WORK REQUIRED
Can you retype, character for character, the stretch of lines from the one containing "cell-value-label: 0.00: [647, 976, 694, 1000]" through the one containing "251, 870, 366]", with both of those lines included?

==== DATA IN THIS EXERCISE

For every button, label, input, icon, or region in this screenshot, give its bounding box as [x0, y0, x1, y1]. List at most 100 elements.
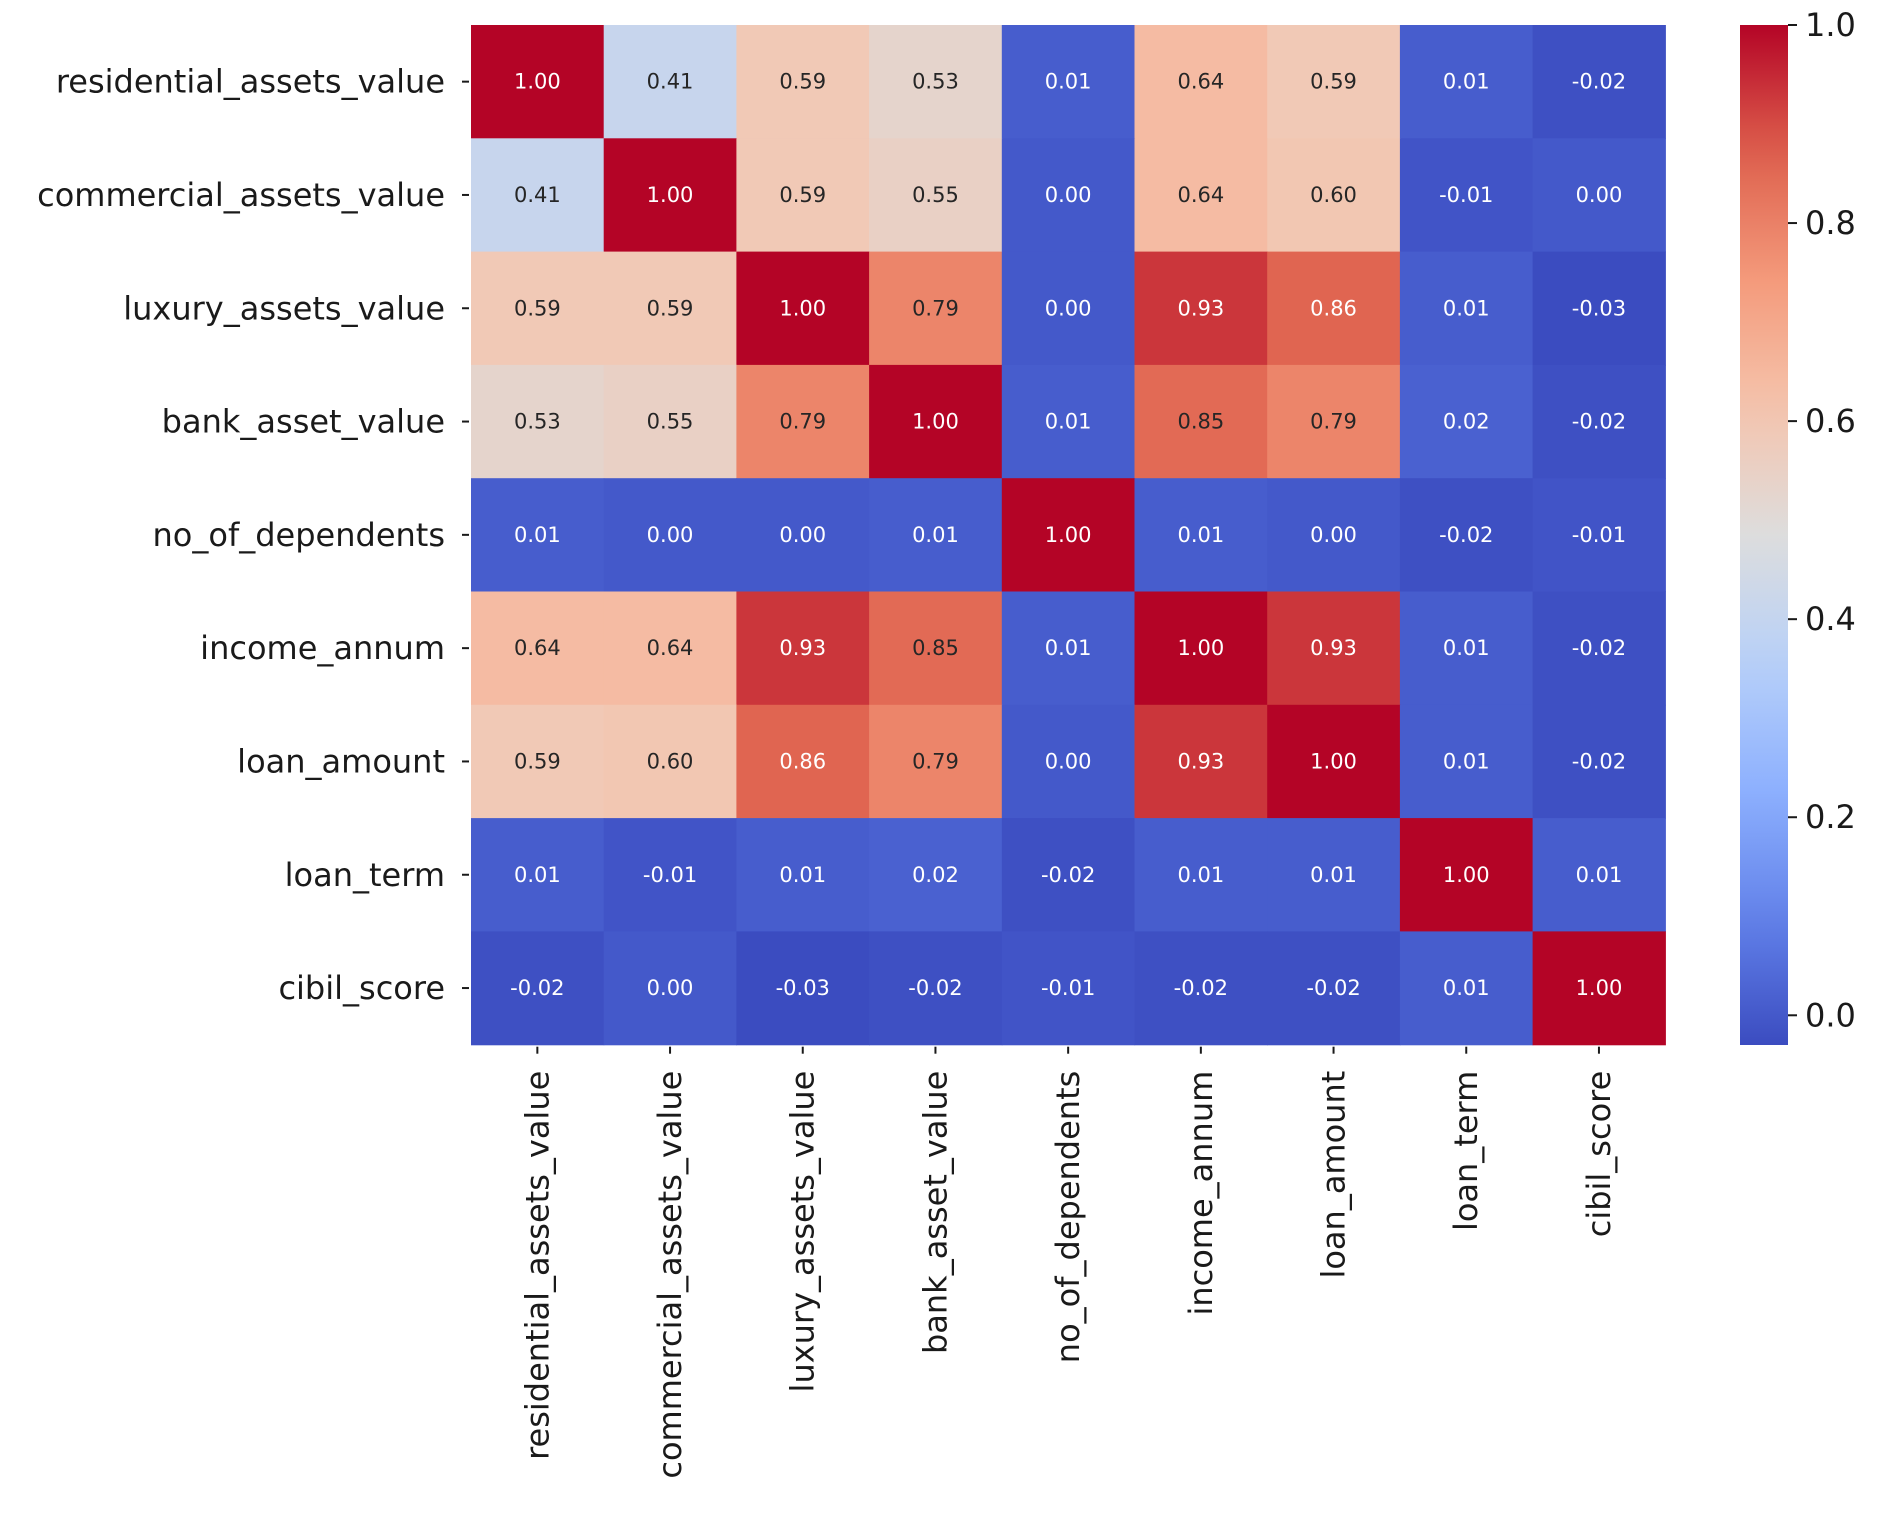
cell-value-label: 0.00: [647, 976, 694, 1000]
y-tick-label: loan_amount: [237, 742, 445, 780]
cell-value-label: -0.02: [908, 976, 962, 1000]
heatmap-cell-residential_assets_value-commercial_assets_value: [603, 25, 737, 139]
cell-value-label: 0.01: [1045, 636, 1092, 660]
x-tick-label: income_annum: [1182, 1071, 1220, 1316]
colorbar-tick-label: 0.4: [1805, 600, 1856, 638]
heatmap-cell-bank_asset_value-cibil_score: [1532, 364, 1666, 479]
cell-value-label: -0.02: [1572, 410, 1626, 434]
y-tick-label: loan_term: [285, 856, 445, 894]
heatmap-cell-bank_asset_value-no_of_dependents: [1001, 364, 1136, 479]
heatmap-cell-commercial_assets_value-cibil_score: [1532, 138, 1666, 253]
heatmap-cell-income_annum-bank_asset_value: [869, 591, 1003, 706]
heatmap-cell-no_of_dependents-no_of_dependents: [1001, 478, 1136, 593]
cell-value-label: 0.01: [1045, 70, 1092, 94]
heatmap-cell-loan_amount-income_annum: [1134, 704, 1268, 819]
heatmap-cell-loan_amount-loan_amount: [1267, 704, 1401, 819]
heatmap-cell-cibil_score-loan_amount: [1267, 931, 1401, 1046]
heatmap-cell-no_of_dependents-loan_amount: [1267, 478, 1401, 593]
heatmap-cell-residential_assets_value-luxury_assets_value: [736, 25, 870, 139]
heatmap-cell-loan_term-commercial_assets_value: [603, 818, 737, 932]
heatmap-cell-bank_asset_value-luxury_assets_value: [736, 364, 870, 479]
heatmap-cell-loan_term-loan_term: [1399, 818, 1534, 932]
cell-value-label: 1.00: [1177, 636, 1224, 660]
cell-value-label: 0.01: [1443, 976, 1490, 1000]
heatmap-cell-cibil_score-income_annum: [1134, 931, 1268, 1046]
heatmap-cell-luxury_assets_value-luxury_assets_value: [736, 251, 870, 366]
cell-value-label: 0.60: [647, 749, 694, 773]
heatmap-cell-income_annum-loan_term: [1399, 591, 1534, 706]
cell-value-label: -0.02: [1572, 70, 1626, 94]
cell-value-label: 0.64: [1177, 183, 1224, 207]
colorbar-gradient: [1740, 25, 1788, 1045]
cell-value-label: 0.00: [647, 523, 694, 547]
x-tick-label: residential_assets_value: [518, 1071, 556, 1460]
cell-value-label: 0.01: [1177, 863, 1224, 887]
cell-value-label: 1.00: [1045, 523, 1092, 547]
cell-value-label: 0.64: [514, 636, 561, 660]
heatmap-cell-bank_asset_value-commercial_assets_value: [603, 364, 737, 479]
cell-value-label: -0.02: [1041, 863, 1095, 887]
heatmap-cell-luxury_assets_value-loan_term: [1399, 251, 1534, 366]
y-tick-label: residential_assets_value: [56, 63, 445, 101]
cell-value-label: 1.00: [647, 183, 694, 207]
cell-value-label: 0.00: [1310, 523, 1357, 547]
y-tick-label: cibil_score: [278, 969, 445, 1007]
heatmap-cell-luxury_assets_value-residential_assets_value: [471, 251, 605, 366]
heatmap-cell-loan_term-no_of_dependents: [1001, 818, 1136, 932]
heatmap-cells: [471, 25, 1666, 1046]
cell-value-label: 0.79: [779, 410, 826, 434]
heatmap-cell-residential_assets_value-loan_term: [1399, 25, 1534, 139]
cell-value-label: 0.53: [912, 70, 959, 94]
cell-value-label: 0.01: [912, 523, 959, 547]
heatmap-cell-residential_assets_value-cibil_score: [1532, 25, 1666, 139]
x-tick-label: cibil_score: [1580, 1071, 1618, 1238]
heatmap-cell-residential_assets_value-residential_assets_value: [471, 25, 605, 139]
cell-value-label: 0.93: [1177, 749, 1224, 773]
x-tick-label: no_of_dependents: [1049, 1071, 1087, 1363]
cell-value-label: 0.00: [1045, 183, 1092, 207]
cell-value-label: 0.64: [647, 636, 694, 660]
cell-value-label: 0.41: [514, 183, 561, 207]
cell-value-label: 0.01: [1443, 70, 1490, 94]
heatmap-cell-loan_term-loan_amount: [1267, 818, 1401, 932]
cell-value-label: 0.01: [1576, 863, 1623, 887]
cell-value-label: 0.59: [779, 70, 826, 94]
heatmap-cell-income_annum-commercial_assets_value: [603, 591, 737, 706]
heatmap-cell-commercial_assets_value-no_of_dependents: [1001, 138, 1136, 253]
heatmap-cell-bank_asset_value-residential_assets_value: [471, 364, 605, 479]
cell-value-label: 0.59: [514, 296, 561, 320]
heatmap-cell-bank_asset_value-loan_amount: [1267, 364, 1401, 479]
heatmap-cell-cibil_score-luxury_assets_value: [736, 931, 870, 1046]
colorbar-tick-label: 1.0: [1805, 6, 1856, 44]
x-tick-label: commercial_assets_value: [651, 1071, 689, 1479]
y-tick-label: luxury_assets_value: [123, 289, 445, 327]
cell-value-label: 0.79: [912, 296, 959, 320]
cell-value-label: 0.85: [1177, 410, 1224, 434]
cell-value-label: 0.79: [1310, 410, 1357, 434]
cell-value-label: -0.02: [1439, 523, 1493, 547]
heatmap-cell-loan_term-residential_assets_value: [471, 818, 605, 932]
heatmap-cell-luxury_assets_value-commercial_assets_value: [603, 251, 737, 366]
heatmap-cell-no_of_dependents-residential_assets_value: [471, 478, 605, 593]
heatmap-cell-commercial_assets_value-income_annum: [1134, 138, 1268, 253]
heatmap-cell-residential_assets_value-loan_amount: [1267, 25, 1401, 139]
x-tick-label: loan_amount: [1315, 1071, 1353, 1279]
cell-value-label: 0.79: [912, 749, 959, 773]
cell-value-label: 0.01: [1045, 410, 1092, 434]
cell-value-label: 0.64: [1177, 70, 1224, 94]
cell-value-label: 0.59: [647, 296, 694, 320]
heatmap-cell-cibil_score-loan_term: [1399, 931, 1534, 1046]
cell-value-label: 0.53: [514, 410, 561, 434]
cell-value-label: 0.01: [1310, 863, 1357, 887]
cell-value-label: 0.55: [912, 183, 959, 207]
cell-value-label: 1.00: [779, 296, 826, 320]
colorbar: 0.0 0.2 0.4 0.6 0.8 1.0: [1740, 6, 1856, 1045]
cell-value-label: 0.86: [779, 749, 826, 773]
cell-value-label: -0.01: [1572, 523, 1626, 547]
heatmap-cell-commercial_assets_value-residential_assets_value: [471, 138, 605, 253]
heatmap-cell-luxury_assets_value-loan_amount: [1267, 251, 1401, 366]
heatmap-cell-bank_asset_value-loan_term: [1399, 364, 1534, 479]
heatmap-cell-loan_term-income_annum: [1134, 818, 1268, 932]
y-axis: residential_assets_value commercial_asset…: [37, 63, 469, 1007]
heatmap-cell-income_annum-cibil_score: [1532, 591, 1666, 706]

========

THE ANSWER
cell-value-label: 0.00: [647, 976, 694, 1000]
y-tick-label: loan_amount: [237, 742, 445, 780]
cell-value-label: -0.02: [908, 976, 962, 1000]
heatmap-cell-residential_assets_value-commercial_assets_value: [603, 25, 737, 139]
cell-value-label: 0.01: [1045, 636, 1092, 660]
x-tick-label: income_annum: [1182, 1071, 1220, 1316]
colorbar-tick-label: 0.4: [1805, 600, 1856, 638]
heatmap-cell-bank_asset_value-cibil_score: [1532, 364, 1666, 479]
cell-value-label: -0.02: [1572, 410, 1626, 434]
y-tick-label: loan_term: [285, 856, 445, 894]
heatmap-cell-bank_asset_value-no_of_dependents: [1001, 364, 1136, 479]
heatmap-cell-commercial_assets_value-cibil_score: [1532, 138, 1666, 253]
heatmap-cell-income_annum-bank_asset_value: [869, 591, 1003, 706]
heatmap-cell-no_of_dependents-no_of_dependents: [1001, 478, 1136, 593]
cell-value-label: 0.01: [1045, 70, 1092, 94]
heatmap-cell-loan_amount-income_annum: [1134, 704, 1268, 819]
heatmap-cell-loan_amount-loan_amount: [1267, 704, 1401, 819]
heatmap-cell-cibil_score-loan_amount: [1267, 931, 1401, 1046]
heatmap-cell-no_of_dependents-loan_amount: [1267, 478, 1401, 593]
heatmap-cell-residential_assets_value-luxury_assets_value: [736, 25, 870, 139]
heatmap-cell-loan_term-commercial_assets_value: [603, 818, 737, 932]
heatmap-cell-bank_asset_value-luxury_assets_value: [736, 364, 870, 479]
heatmap-cell-loan_term-loan_term: [1399, 818, 1534, 932]
cell-value-label: 1.00: [1177, 636, 1224, 660]
cell-value-label: 0.01: [1443, 976, 1490, 1000]
heatmap-cell-cibil_score-income_annum: [1134, 931, 1268, 1046]
heatmap-cell-luxury_assets_value-luxury_assets_value: [736, 251, 870, 366]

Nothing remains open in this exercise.